PROVIDED MATERIAL:
Content starts

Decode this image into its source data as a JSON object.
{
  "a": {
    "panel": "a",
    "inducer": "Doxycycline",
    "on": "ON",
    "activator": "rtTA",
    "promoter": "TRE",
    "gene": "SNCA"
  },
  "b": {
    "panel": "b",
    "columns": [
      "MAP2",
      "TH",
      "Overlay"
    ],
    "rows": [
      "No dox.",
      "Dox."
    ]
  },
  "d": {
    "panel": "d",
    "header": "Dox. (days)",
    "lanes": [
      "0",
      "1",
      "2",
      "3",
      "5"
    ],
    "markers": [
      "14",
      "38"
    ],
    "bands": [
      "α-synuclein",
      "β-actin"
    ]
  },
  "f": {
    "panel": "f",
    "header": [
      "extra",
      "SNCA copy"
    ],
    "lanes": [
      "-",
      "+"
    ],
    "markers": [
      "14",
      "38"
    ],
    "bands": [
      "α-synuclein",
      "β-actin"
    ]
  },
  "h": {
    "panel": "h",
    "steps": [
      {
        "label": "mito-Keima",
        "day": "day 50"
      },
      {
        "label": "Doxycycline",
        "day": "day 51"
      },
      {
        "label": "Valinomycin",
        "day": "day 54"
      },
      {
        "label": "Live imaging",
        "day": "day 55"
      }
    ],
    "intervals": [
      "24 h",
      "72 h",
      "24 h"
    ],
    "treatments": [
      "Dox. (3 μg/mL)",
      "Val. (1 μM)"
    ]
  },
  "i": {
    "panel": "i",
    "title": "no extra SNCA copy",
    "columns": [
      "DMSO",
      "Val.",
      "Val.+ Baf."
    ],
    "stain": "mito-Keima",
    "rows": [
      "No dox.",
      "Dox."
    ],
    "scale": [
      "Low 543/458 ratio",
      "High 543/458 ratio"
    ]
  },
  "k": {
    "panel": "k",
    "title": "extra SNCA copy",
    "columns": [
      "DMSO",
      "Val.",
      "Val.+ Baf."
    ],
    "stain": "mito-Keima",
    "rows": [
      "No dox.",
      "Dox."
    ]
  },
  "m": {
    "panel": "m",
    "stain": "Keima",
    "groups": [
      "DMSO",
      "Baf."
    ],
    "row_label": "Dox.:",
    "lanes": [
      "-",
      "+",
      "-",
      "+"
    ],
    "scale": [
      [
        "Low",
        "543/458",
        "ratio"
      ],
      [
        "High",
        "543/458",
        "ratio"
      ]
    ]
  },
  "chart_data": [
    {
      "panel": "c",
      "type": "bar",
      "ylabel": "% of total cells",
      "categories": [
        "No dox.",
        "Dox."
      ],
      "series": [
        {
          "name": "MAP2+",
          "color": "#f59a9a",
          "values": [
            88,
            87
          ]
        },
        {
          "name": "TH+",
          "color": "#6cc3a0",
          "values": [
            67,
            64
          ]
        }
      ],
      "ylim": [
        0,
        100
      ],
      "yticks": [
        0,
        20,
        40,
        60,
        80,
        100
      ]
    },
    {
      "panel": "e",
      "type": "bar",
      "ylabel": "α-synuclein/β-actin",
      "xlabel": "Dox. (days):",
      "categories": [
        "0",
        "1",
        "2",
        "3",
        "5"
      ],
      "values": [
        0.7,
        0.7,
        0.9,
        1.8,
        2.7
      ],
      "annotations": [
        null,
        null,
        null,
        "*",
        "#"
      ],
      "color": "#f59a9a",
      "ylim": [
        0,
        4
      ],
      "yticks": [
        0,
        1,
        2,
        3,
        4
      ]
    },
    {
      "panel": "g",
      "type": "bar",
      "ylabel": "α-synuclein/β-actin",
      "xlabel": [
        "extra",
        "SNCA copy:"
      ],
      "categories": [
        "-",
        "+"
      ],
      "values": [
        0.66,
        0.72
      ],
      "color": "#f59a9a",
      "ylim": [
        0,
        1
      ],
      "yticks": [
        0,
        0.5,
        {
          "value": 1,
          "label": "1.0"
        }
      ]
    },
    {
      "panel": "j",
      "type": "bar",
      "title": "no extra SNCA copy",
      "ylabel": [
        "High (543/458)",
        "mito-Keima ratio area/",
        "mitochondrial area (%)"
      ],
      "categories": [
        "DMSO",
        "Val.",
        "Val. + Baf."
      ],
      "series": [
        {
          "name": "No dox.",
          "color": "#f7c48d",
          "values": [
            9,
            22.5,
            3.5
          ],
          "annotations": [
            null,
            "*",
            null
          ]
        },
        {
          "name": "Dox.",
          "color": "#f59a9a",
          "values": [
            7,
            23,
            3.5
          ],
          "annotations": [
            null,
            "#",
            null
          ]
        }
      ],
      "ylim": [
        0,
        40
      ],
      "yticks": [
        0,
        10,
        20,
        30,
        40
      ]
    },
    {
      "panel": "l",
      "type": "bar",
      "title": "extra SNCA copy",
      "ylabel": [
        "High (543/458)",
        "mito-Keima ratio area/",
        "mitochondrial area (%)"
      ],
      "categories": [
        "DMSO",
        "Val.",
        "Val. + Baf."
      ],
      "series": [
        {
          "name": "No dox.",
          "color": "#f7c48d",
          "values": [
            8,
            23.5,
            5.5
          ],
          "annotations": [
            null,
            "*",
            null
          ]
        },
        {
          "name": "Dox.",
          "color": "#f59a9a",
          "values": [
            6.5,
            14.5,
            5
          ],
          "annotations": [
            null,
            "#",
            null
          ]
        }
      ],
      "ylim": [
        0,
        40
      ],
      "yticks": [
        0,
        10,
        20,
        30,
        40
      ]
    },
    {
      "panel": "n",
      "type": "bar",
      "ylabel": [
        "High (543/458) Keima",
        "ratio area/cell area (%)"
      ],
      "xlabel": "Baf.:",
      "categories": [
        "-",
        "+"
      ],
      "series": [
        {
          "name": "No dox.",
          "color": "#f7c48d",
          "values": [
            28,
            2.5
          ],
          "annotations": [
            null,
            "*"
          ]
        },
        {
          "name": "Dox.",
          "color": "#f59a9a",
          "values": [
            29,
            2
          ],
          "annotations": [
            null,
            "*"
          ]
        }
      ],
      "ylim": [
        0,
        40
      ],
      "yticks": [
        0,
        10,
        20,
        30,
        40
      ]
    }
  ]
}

Content ends

TASK DETAILS:
Restate each entry exactly, skipping none.

RESPONSE AREA:
Decode this image into its source data as a JSON object.
{
  "a": {
    "panel": "a",
    "inducer": "Doxycycline",
    "on": "ON",
    "activator": "rtTA",
    "promoter": "TRE",
    "gene": "SNCA"
  },
  "b": {
    "panel": "b",
    "columns": [
      "MAP2",
      "TH",
      "Overlay"
    ],
    "rows": [
      "No dox.",
      "Dox."
    ]
  },
  "d": {
    "panel": "d",
    "header": "Dox. (days)",
    "lanes": [
      "0",
      "1",
      "2",
      "3",
      "5"
    ],
    "markers": [
      "14",
      "38"
    ],
    "bands": [
      "α-synuclein",
      "β-actin"
    ]
  },
  "f": {
    "panel": "f",
    "header": [
      "extra",
      "SNCA copy"
    ],
    "lanes": [
      "-",
      "+"
    ],
    "markers": [
      "14",
      "38"
    ],
    "bands": [
      "α-synuclein",
      "β-actin"
    ]
  },
  "h": {
    "panel": "h",
    "steps": [
      {
        "label": "mito-Keima",
        "day": "day 50"
      },
      {
        "label": "Doxycycline",
        "day": "day 51"
      },
      {
        "label": "Valinomycin",
        "day": "day 54"
      },
      {
        "label": "Live imaging",
        "day": "day 55"
      }
    ],
    "intervals": [
      "24 h",
      "72 h",
      "24 h"
    ],
    "treatments": [
      "Dox. (3 μg/mL)",
      "Val. (1 μM)"
    ]
  },
  "i": {
    "panel": "i",
    "title": "no extra SNCA copy",
    "columns": [
      "DMSO",
      "Val.",
      "Val.+ Baf."
    ],
    "stain": "mito-Keima",
    "rows": [
      "No dox.",
      "Dox."
    ],
    "scale": [
      "Low 543/458 ratio",
      "High 543/458 ratio"
    ]
  },
  "k": {
    "panel": "k",
    "title": "extra SNCA copy",
    "columns": [
      "DMSO",
      "Val.",
      "Val.+ Baf."
    ],
    "stain": "mito-Keima",
    "rows": [
      "No dox.",
      "Dox."
    ]
  },
  "m": {
    "panel": "m",
    "stain": "Keima",
    "groups": [
      "DMSO",
      "Baf."
    ],
    "row_label": "Dox.:",
    "lanes": [
      "-",
      "+",
      "-",
      "+"
    ],
    "scale": [
      [
        "Low",
        "543/458",
        "ratio"
      ],
      [
        "High",
        "543/458",
        "ratio"
      ]
    ]
  },
  "chart_data": [
    {
      "panel": "c",
      "type": "bar",
      "ylabel": "% of total cells",
      "categories": [
        "No dox.",
        "Dox."
      ],
      "series": [
        {
          "name": "MAP2+",
          "color": "#f59a9a",
          "values": [
            88,
            87
          ]
        },
        {
          "name": "TH+",
          "color": "#6cc3a0",
          "values": [
            67,
            64
          ]
        }
      ],
      "ylim": [
        0,
        100
      ],
      "yticks": [
        0,
        20,
        40,
        60,
        80,
        100
      ]
    },
    {
      "panel": "e",
      "type": "bar",
      "ylabel": "α-synuclein/β-actin",
      "xlabel": "Dox. (days):",
      "categories": [
        "0",
        "1",
        "2",
        "3",
        "5"
      ],
      "values": [
        0.7,
        0.7,
        0.9,
        1.8,
        2.7
      ],
      "annotations": [
        null,
        null,
        null,
        "*",
        "#"
      ],
      "color": "#f59a9a",
      "ylim": [
        0,
        4
      ],
      "yticks": [
        0,
        1,
        2,
        3,
        4
      ]
    },
    {
      "panel": "g",
      "type": "bar",
      "ylabel": "α-synuclein/β-actin",
      "xlabel": [
        "extra",
        "SNCA copy:"
      ],
      "categories": [
        "-",
        "+"
      ],
      "values": [
        0.66,
        0.72
      ],
      "color": "#f59a9a",
      "ylim": [
        0,
        1
      ],
      "yticks": [
        0,
        0.5,
        {
          "value": 1,
          "label": "1.0"
        }
      ]
    },
    {
      "panel": "j",
      "type": "bar",
      "title": "no extra SNCA copy",
      "ylabel": [
        "High (543/458)",
        "mito-Keima ratio area/",
        "mitochondrial area (%)"
      ],
      "categories": [
        "DMSO",
        "Val.",
        "Val. + Baf."
      ],
      "series": [
        {
          "name": "No dox.",
          "color": "#f7c48d",
          "values": [
            9,
            22.5,
            3.5
          ],
          "annotations": [
            null,
            "*",
            null
          ]
        },
        {
          "name": "Dox.",
          "color": "#f59a9a",
          "values": [
            7,
            23,
            3.5
          ],
          "annotations": [
            null,
            "#",
            null
          ]
        }
      ],
      "ylim": [
        0,
        40
      ],
      "yticks": [
        0,
        10,
        20,
        30,
        40
      ]
    },
    {
      "panel": "l",
      "type": "bar",
      "title": "extra SNCA copy",
      "ylabel": [
        "High (543/458)",
        "mito-Keima ratio area/",
        "mitochondrial area (%)"
      ],
      "categories": [
        "DMSO",
        "Val.",
        "Val. + Baf."
      ],
      "series": [
        {
          "name": "No dox.",
          "color": "#f7c48d",
          "values": [
            8,
            23.5,
            5.5
          ],
          "annotations": [
            null,
            "*",
            null
          ]
        },
        {
          "name": "Dox.",
          "color": "#f59a9a",
          "values": [
            6.5,
            14.5,
            5
          ],
          "annotations": [
            null,
            "#",
            null
          ]
        }
      ],
      "ylim": [
        0,
        40
      ],
      "yticks": [
        0,
        10,
        20,
        30,
        40
      ]
    },
    {
      "panel": "n",
      "type": "bar",
      "ylabel": [
        "High (543/458) Keima",
        "ratio area/cell area (%)"
      ],
      "xlabel": "Baf.:",
      "categories": [
        "-",
        "+"
      ],
      "series": [
        {
          "name": "No dox.",
          "color": "#f7c48d",
          "values": [
            28,
            2.5
          ],
          "annotations": [
            null,
            "*"
          ]
        },
        {
          "name": "Dox.",
          "color": "#f59a9a",
          "values": [
            29,
            2
          ],
          "annotations": [
            null,
            "*"
          ]
        }
      ],
      "ylim": [
        0,
        40
      ],
      "yticks": [
        0,
        10,
        20,
        30,
        40
      ]
    }
  ]
}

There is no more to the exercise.